## START
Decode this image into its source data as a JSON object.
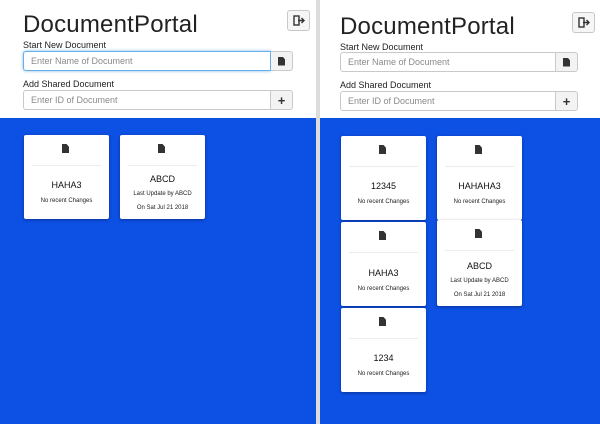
{
  "app": {
    "title": "DocumentPortal"
  },
  "start_new": {
    "label": "Start New Document",
    "placeholder": "Enter Name of Document"
  },
  "add_shared": {
    "label": "Add Shared Document",
    "placeholder": "Enter ID of Document",
    "add_symbol": "+"
  },
  "icons": {
    "logout": "sign-out-icon",
    "document": "file-icon",
    "add": "plus-icon"
  },
  "colors": {
    "background_blue": "#0d50e4",
    "focus": "#66afe9"
  },
  "left_documents": [
    {
      "name": "HAHA3",
      "lines": [
        "No recent Changes"
      ]
    },
    {
      "name": "ABCD",
      "lines": [
        "Last Update by ABCD",
        "On Sat Jul 21 2018"
      ]
    }
  ],
  "right_documents": [
    {
      "name": "12345",
      "lines": [
        "No recent Changes"
      ]
    },
    {
      "name": "HAHAHA3",
      "lines": [
        "No recent Changes"
      ]
    },
    {
      "name": "HAHA3",
      "lines": [
        "No recent Changes"
      ]
    },
    {
      "name": "ABCD",
      "lines": [
        "Last Update by ABCD",
        "On Sat Jul 21 2018"
      ]
    },
    {
      "name": "1234",
      "lines": [
        "No recent Changes"
      ]
    }
  ]
}
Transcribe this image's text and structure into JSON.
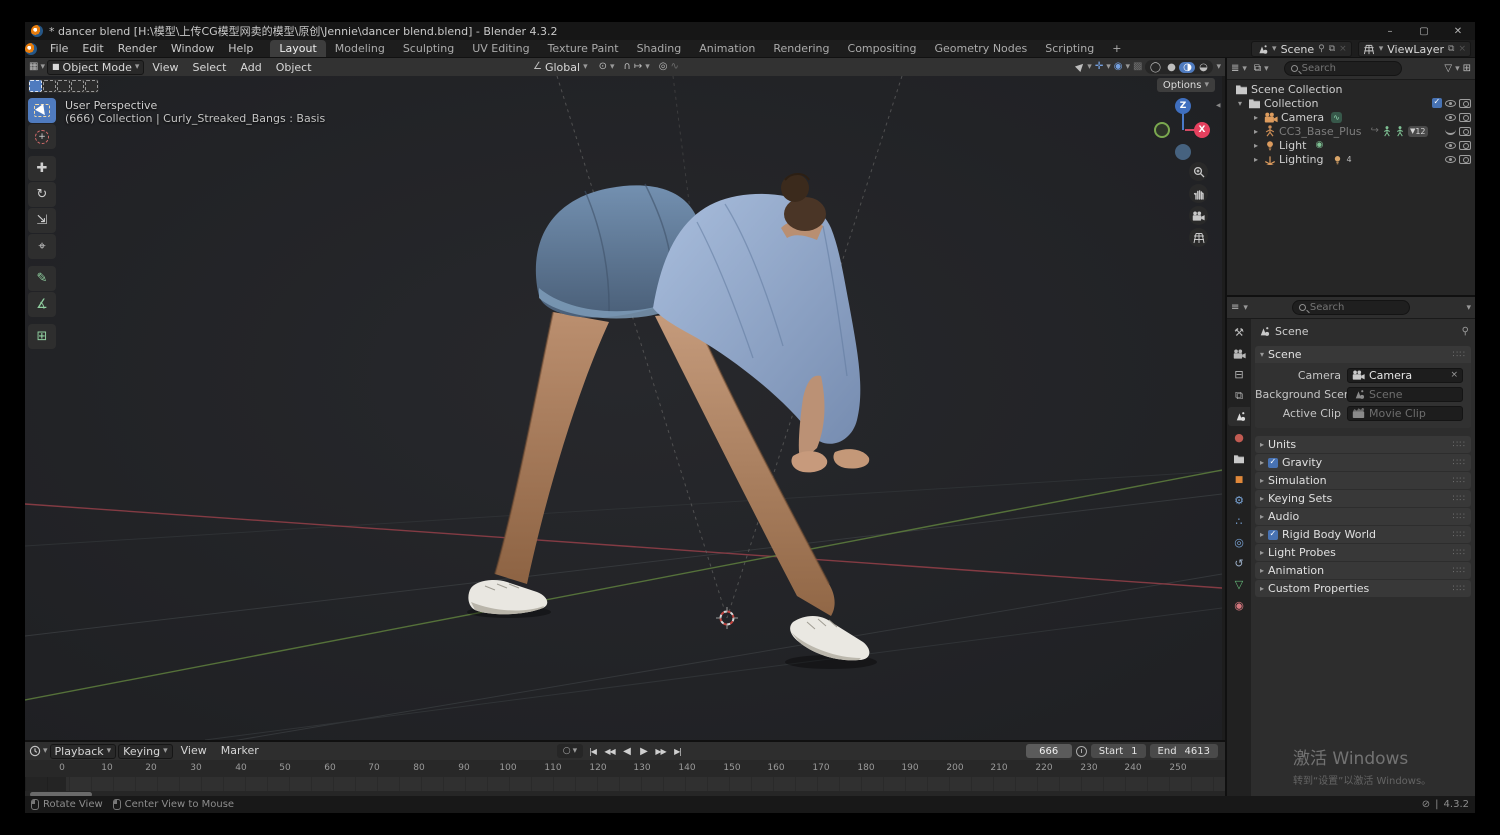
{
  "window": {
    "title": "* dancer blend [H:\\模型\\上传CG模型网卖的模型\\原创\\Jennie\\dancer blend.blend] - Blender 4.3.2",
    "controls": {
      "minimize": "–",
      "maximize": "▢",
      "close": "✕"
    }
  },
  "topbar": {
    "menus": [
      "File",
      "Edit",
      "Render",
      "Window",
      "Help"
    ],
    "workspaces": [
      "Layout",
      "Modeling",
      "Sculpting",
      "UV Editing",
      "Texture Paint",
      "Shading",
      "Animation",
      "Rendering",
      "Compositing",
      "Geometry Nodes",
      "Scripting"
    ],
    "add_workspace": "+",
    "scene_field": "Scene",
    "viewlayer_field": "ViewLayer"
  },
  "viewport": {
    "header": {
      "mode": "Object Mode",
      "menus": [
        "View",
        "Select",
        "Add",
        "Object"
      ],
      "orientation": "Global",
      "options": "Options"
    },
    "overlay": {
      "line1": "User Perspective",
      "line2": "(666) Collection | Curly_Streaked_Bangs : Basis"
    },
    "gizmo": {
      "x": "X",
      "z": "Z"
    }
  },
  "outliner": {
    "search_placeholder": "Search",
    "rows": [
      {
        "label": "Scene Collection"
      },
      {
        "label": "Collection"
      },
      {
        "label": "Camera"
      },
      {
        "label": "CC3_Base_Plus",
        "badge": "12"
      },
      {
        "label": "Light"
      },
      {
        "label": "Lighting",
        "badge": "4"
      }
    ]
  },
  "properties": {
    "search_placeholder": "Search",
    "breadcrumb": "Scene",
    "scene_panel": {
      "title": "Scene",
      "camera_label": "Camera",
      "camera_value": "Camera",
      "background_label": "Background Scene",
      "background_placeholder": "Scene",
      "clip_label": "Active Clip",
      "clip_placeholder": "Movie Clip"
    },
    "panels": [
      {
        "title": "Units"
      },
      {
        "title": "Gravity"
      },
      {
        "title": "Simulation"
      },
      {
        "title": "Keying Sets"
      },
      {
        "title": "Audio"
      },
      {
        "title": "Rigid Body World"
      },
      {
        "title": "Light Probes"
      },
      {
        "title": "Animation"
      },
      {
        "title": "Custom Properties"
      }
    ]
  },
  "timeline": {
    "menus": [
      "Playback",
      "Keying",
      "View",
      "Marker"
    ],
    "current_frame": "666",
    "start_label": "Start",
    "start_value": "1",
    "end_label": "End",
    "end_value": "4613",
    "ticks": [
      "0",
      "10",
      "20",
      "30",
      "40",
      "50",
      "60",
      "70",
      "80",
      "90",
      "100",
      "110",
      "120",
      "130",
      "140",
      "150",
      "160",
      "170",
      "180",
      "190",
      "200",
      "210",
      "220",
      "230",
      "240",
      "250"
    ]
  },
  "statusbar": {
    "hint1": "Rotate View",
    "hint2": "Center View to Mouse",
    "version": "4.3.2"
  },
  "watermark": {
    "line1": "激活 Windows",
    "line2": "转到“设置”以激活 Windows。"
  },
  "icons": {
    "dropdown": "▾",
    "chev_r": "▸",
    "chev_d": "▾",
    "close_x": "×",
    "pin": "⚲",
    "copy": "⧉",
    "jump_start": "|◀",
    "key_prev": "◀◀",
    "play_rev": "◀",
    "play": "▶",
    "key_next": "▶▶",
    "jump_end": "▶|",
    "autokey": "○",
    "tool_move": "✚",
    "tool_rotate": "↻",
    "tool_scale": "⇲",
    "tool_transform": "⌖",
    "tool_annotate": "✎",
    "tool_measure": "∡",
    "tool_addcube": "⊞",
    "orientation": "∠",
    "pivot": "⊙",
    "magnet": "∩",
    "snap_to": "↦",
    "prop_edit": "◎",
    "falloff": "∿",
    "gizmo_toggle": "✛",
    "overlays": "◉",
    "xray": "▩",
    "shade_wire": "◯",
    "shade_solid": "●",
    "shade_material": "◑",
    "shade_rendered": "◒",
    "anim_badge": "∿",
    "constraint_badge": "↪",
    "tri_badge": "▼",
    "light_badge": "◉",
    "tab_tool": "⚒",
    "tab_output": "⊟",
    "tab_viewlayer": "⧉",
    "tab_world": "●",
    "tab_object": "■",
    "tab_modifier": "⚙",
    "tab_particles": "∴",
    "tab_physics": "◎",
    "tab_constraint": "↺",
    "tab_data": "▽",
    "tab_material": "◉",
    "offline": "⊘",
    "divider": "|",
    "plus": "+",
    "cursor_plus": "+",
    "list_icon": "≣",
    "grid_icon": "▦",
    "props_icon": "≡",
    "clock_caret": "▾"
  }
}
## END
**What you are asked to do:** Write out each entry exactly as given, but skip the pictures.

**Exercise output:**
Decode this image into its source data as a JSON object.
{
  "app": {
    "title": "DocumentPortal"
  },
  "start_new": {
    "label": "Start New Document",
    "placeholder": "Enter Name of Document"
  },
  "add_shared": {
    "label": "Add Shared Document",
    "placeholder": "Enter ID of Document",
    "add_symbol": "+"
  },
  "icons": {
    "logout": "sign-out-icon",
    "document": "file-icon",
    "add": "plus-icon"
  },
  "colors": {
    "background_blue": "#0d50e4",
    "focus": "#66afe9"
  },
  "left_documents": [
    {
      "name": "HAHA3",
      "lines": [
        "No recent Changes"
      ]
    },
    {
      "name": "ABCD",
      "lines": [
        "Last Update by ABCD",
        "On Sat Jul 21 2018"
      ]
    }
  ],
  "right_documents": [
    {
      "name": "12345",
      "lines": [
        "No recent Changes"
      ]
    },
    {
      "name": "HAHAHA3",
      "lines": [
        "No recent Changes"
      ]
    },
    {
      "name": "HAHA3",
      "lines": [
        "No recent Changes"
      ]
    },
    {
      "name": "ABCD",
      "lines": [
        "Last Update by ABCD",
        "On Sat Jul 21 2018"
      ]
    },
    {
      "name": "1234",
      "lines": [
        "No recent Changes"
      ]
    }
  ]
}
Transcribe this image's text and structure into JSON.
{
  "window": {
    "title": "* dancer blend [H:\\模型\\上传CG模型网卖的模型\\原创\\Jennie\\dancer blend.blend] - Blender 4.3.2",
    "controls": {
      "minimize": "–",
      "maximize": "▢",
      "close": "✕"
    }
  },
  "topbar": {
    "menus": [
      "File",
      "Edit",
      "Render",
      "Window",
      "Help"
    ],
    "workspaces": [
      "Layout",
      "Modeling",
      "Sculpting",
      "UV Editing",
      "Texture Paint",
      "Shading",
      "Animation",
      "Rendering",
      "Compositing",
      "Geometry Nodes",
      "Scripting"
    ],
    "add_workspace": "+",
    "scene_field": "Scene",
    "viewlayer_field": "ViewLayer"
  },
  "viewport": {
    "header": {
      "mode": "Object Mode",
      "menus": [
        "View",
        "Select",
        "Add",
        "Object"
      ],
      "orientation": "Global",
      "options": "Options"
    },
    "overlay": {
      "line1": "User Perspective",
      "line2": "(666) Collection | Curly_Streaked_Bangs : Basis"
    },
    "gizmo": {
      "x": "X",
      "z": "Z"
    }
  },
  "outliner": {
    "search_placeholder": "Search",
    "rows": [
      {
        "label": "Scene Collection"
      },
      {
        "label": "Collection"
      },
      {
        "label": "Camera"
      },
      {
        "label": "CC3_Base_Plus",
        "badge": "12"
      },
      {
        "label": "Light"
      },
      {
        "label": "Lighting",
        "badge": "4"
      }
    ]
  },
  "properties": {
    "search_placeholder": "Search",
    "breadcrumb": "Scene",
    "scene_panel": {
      "title": "Scene",
      "camera_label": "Camera",
      "camera_value": "Camera",
      "background_label": "Background Scene",
      "background_placeholder": "Scene",
      "clip_label": "Active Clip",
      "clip_placeholder": "Movie Clip"
    },
    "panels": [
      {
        "title": "Units"
      },
      {
        "title": "Gravity"
      },
      {
        "title": "Simulation"
      },
      {
        "title": "Keying Sets"
      },
      {
        "title": "Audio"
      },
      {
        "title": "Rigid Body World"
      },
      {
        "title": "Light Probes"
      },
      {
        "title": "Animation"
      },
      {
        "title": "Custom Properties"
      }
    ]
  },
  "timeline": {
    "menus": [
      "Playback",
      "Keying",
      "View",
      "Marker"
    ],
    "current_frame": "666",
    "start_label": "Start",
    "start_value": "1",
    "end_label": "End",
    "end_value": "4613",
    "ticks": [
      "0",
      "10",
      "20",
      "30",
      "40",
      "50",
      "60",
      "70",
      "80",
      "90",
      "100",
      "110",
      "120",
      "130",
      "140",
      "150",
      "160",
      "170",
      "180",
      "190",
      "200",
      "210",
      "220",
      "230",
      "240",
      "250"
    ]
  },
  "statusbar": {
    "hint1": "Rotate View",
    "hint2": "Center View to Mouse",
    "version": "4.3.2"
  },
  "watermark": {
    "line1": "激活 Windows",
    "line2": "转到“设置”以激活 Windows。"
  },
  "icons": {
    "dropdown": "▾",
    "chev_r": "▸",
    "chev_d": "▾",
    "close_x": "×",
    "pin": "⚲",
    "copy": "⧉",
    "jump_start": "|◀",
    "key_prev": "◀◀",
    "play_rev": "◀",
    "play": "▶",
    "key_next": "▶▶",
    "jump_end": "▶|",
    "autokey": "○",
    "tool_move": "✚",
    "tool_rotate": "↻",
    "tool_scale": "⇲",
    "tool_transform": "⌖",
    "tool_annotate": "✎",
    "tool_measure": "∡",
    "tool_addcube": "⊞",
    "orientation": "∠",
    "pivot": "⊙",
    "magnet": "∩",
    "snap_to": "↦",
    "prop_edit": "◎",
    "falloff": "∿",
    "gizmo_toggle": "✛",
    "overlays": "◉",
    "xray": "▩",
    "shade_wire": "◯",
    "shade_solid": "●",
    "shade_material": "◑",
    "shade_rendered": "◒",
    "anim_badge": "∿",
    "constraint_badge": "↪",
    "tri_badge": "▼",
    "light_badge": "◉",
    "tab_tool": "⚒",
    "tab_output": "⊟",
    "tab_viewlayer": "⧉",
    "tab_world": "●",
    "tab_object": "■",
    "tab_modifier": "⚙",
    "tab_particles": "∴",
    "tab_physics": "◎",
    "tab_constraint": "↺",
    "tab_data": "▽",
    "tab_material": "◉",
    "offline": "⊘",
    "divider": "|",
    "plus": "+",
    "cursor_plus": "+",
    "list_icon": "≣",
    "grid_icon": "▦",
    "props_icon": "≡",
    "clock_caret": "▾"
  }
}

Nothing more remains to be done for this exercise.